• **Task objective**:
Find each line with the string "that" and report it.

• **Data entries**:
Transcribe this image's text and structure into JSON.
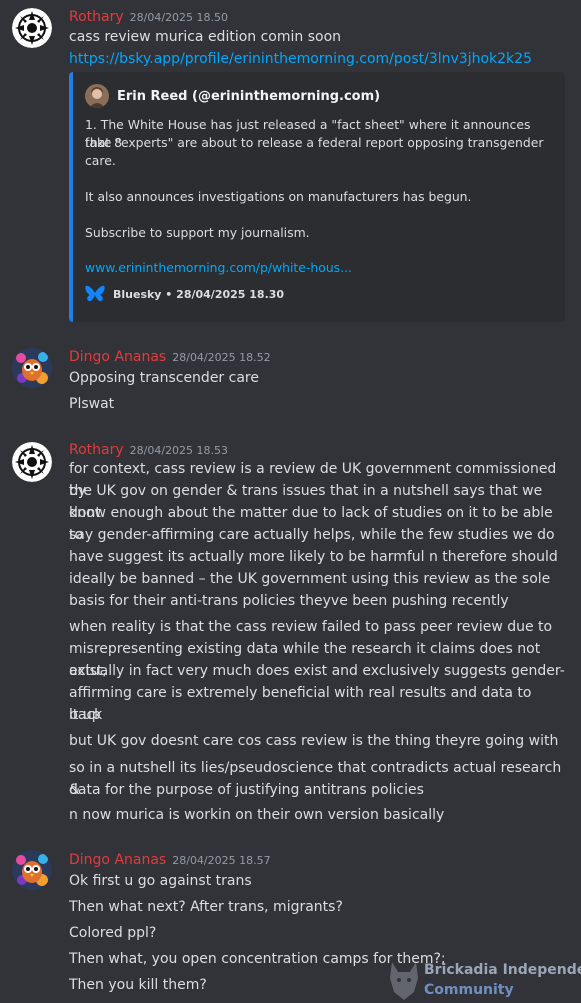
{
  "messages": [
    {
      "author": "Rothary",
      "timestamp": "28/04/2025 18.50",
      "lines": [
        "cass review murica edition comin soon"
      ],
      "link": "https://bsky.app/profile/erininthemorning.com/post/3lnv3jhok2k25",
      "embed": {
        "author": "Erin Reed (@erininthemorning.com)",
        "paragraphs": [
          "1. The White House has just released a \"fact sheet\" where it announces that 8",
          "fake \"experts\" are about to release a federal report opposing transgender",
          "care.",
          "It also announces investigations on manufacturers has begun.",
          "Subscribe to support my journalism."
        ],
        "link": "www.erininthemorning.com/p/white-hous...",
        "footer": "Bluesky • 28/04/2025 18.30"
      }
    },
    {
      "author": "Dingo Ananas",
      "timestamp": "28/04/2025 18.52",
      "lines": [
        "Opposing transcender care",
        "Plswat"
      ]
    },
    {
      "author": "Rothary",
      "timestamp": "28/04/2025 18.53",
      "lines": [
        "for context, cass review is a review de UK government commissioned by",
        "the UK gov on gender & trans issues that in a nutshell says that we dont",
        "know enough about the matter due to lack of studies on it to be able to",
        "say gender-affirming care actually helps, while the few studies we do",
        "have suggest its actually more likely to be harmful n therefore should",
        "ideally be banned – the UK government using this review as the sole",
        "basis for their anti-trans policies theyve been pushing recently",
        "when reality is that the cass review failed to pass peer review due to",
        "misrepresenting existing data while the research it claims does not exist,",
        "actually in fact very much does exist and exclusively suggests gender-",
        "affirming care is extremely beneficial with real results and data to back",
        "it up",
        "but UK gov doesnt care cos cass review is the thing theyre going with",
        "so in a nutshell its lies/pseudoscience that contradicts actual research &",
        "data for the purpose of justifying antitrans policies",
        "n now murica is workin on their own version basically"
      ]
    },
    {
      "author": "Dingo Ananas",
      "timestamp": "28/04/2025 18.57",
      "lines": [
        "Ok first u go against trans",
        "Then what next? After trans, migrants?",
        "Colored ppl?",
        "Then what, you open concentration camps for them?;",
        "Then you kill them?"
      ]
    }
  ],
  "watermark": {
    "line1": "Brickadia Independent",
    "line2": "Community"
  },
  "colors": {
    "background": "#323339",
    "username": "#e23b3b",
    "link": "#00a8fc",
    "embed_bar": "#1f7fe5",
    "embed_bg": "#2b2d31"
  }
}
---
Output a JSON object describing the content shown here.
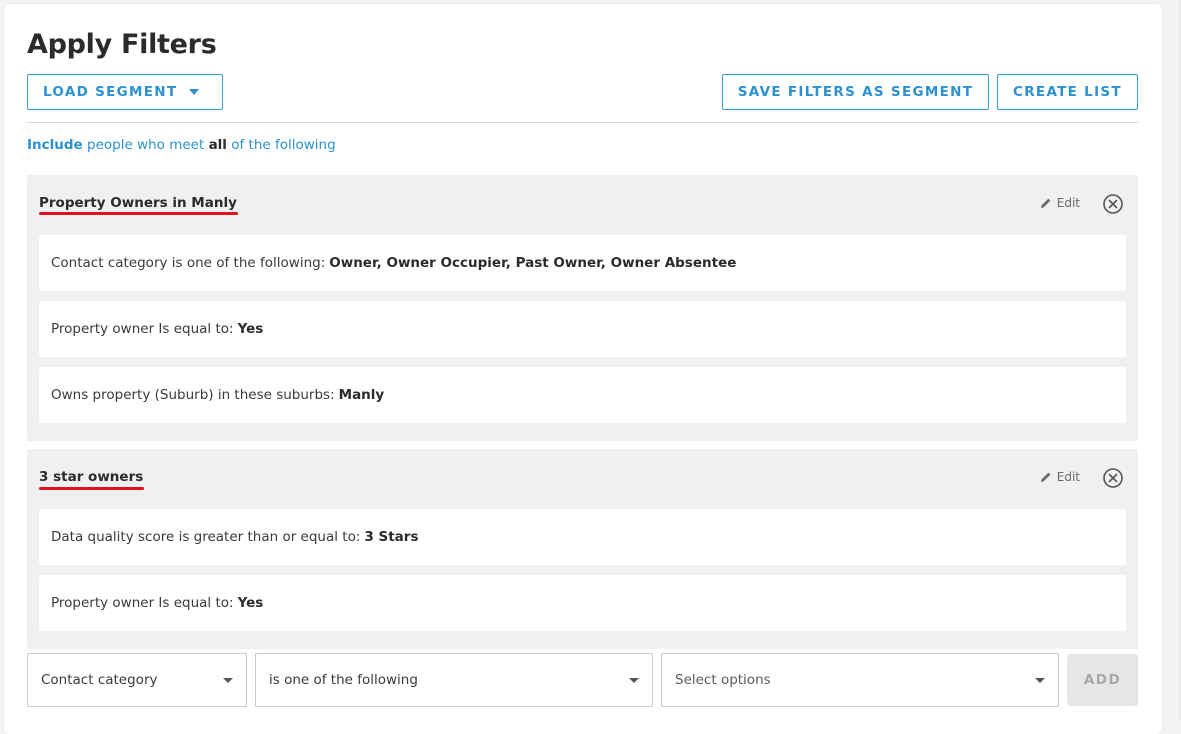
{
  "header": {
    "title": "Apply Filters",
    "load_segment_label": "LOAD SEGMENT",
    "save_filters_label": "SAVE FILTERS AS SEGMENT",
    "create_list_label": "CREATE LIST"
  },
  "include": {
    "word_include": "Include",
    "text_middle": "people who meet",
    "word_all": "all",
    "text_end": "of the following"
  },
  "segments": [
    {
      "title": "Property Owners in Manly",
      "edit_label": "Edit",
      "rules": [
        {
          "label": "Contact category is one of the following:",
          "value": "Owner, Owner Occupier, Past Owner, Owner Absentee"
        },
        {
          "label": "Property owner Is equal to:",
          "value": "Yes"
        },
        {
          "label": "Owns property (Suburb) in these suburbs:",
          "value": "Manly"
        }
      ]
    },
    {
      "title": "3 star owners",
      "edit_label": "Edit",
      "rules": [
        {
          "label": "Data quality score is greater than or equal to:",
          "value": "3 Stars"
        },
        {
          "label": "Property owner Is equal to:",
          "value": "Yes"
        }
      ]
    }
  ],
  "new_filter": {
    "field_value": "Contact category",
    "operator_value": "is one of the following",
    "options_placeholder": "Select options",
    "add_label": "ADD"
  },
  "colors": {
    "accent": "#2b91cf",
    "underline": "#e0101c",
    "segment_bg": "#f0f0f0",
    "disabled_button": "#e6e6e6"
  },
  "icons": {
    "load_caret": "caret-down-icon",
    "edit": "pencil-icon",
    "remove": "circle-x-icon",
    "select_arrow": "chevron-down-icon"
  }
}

• **Response for this exercise**:
          "1. The White House has just released a \"fact sheet\" where it announces that 8",
        "the UK gov on gender & trans issues that in a nutshell says that we dont",
        "when reality is that the cass review failed to pass peer review due to",
        "so in a nutshell its lies/pseudoscience that contradicts actual research &",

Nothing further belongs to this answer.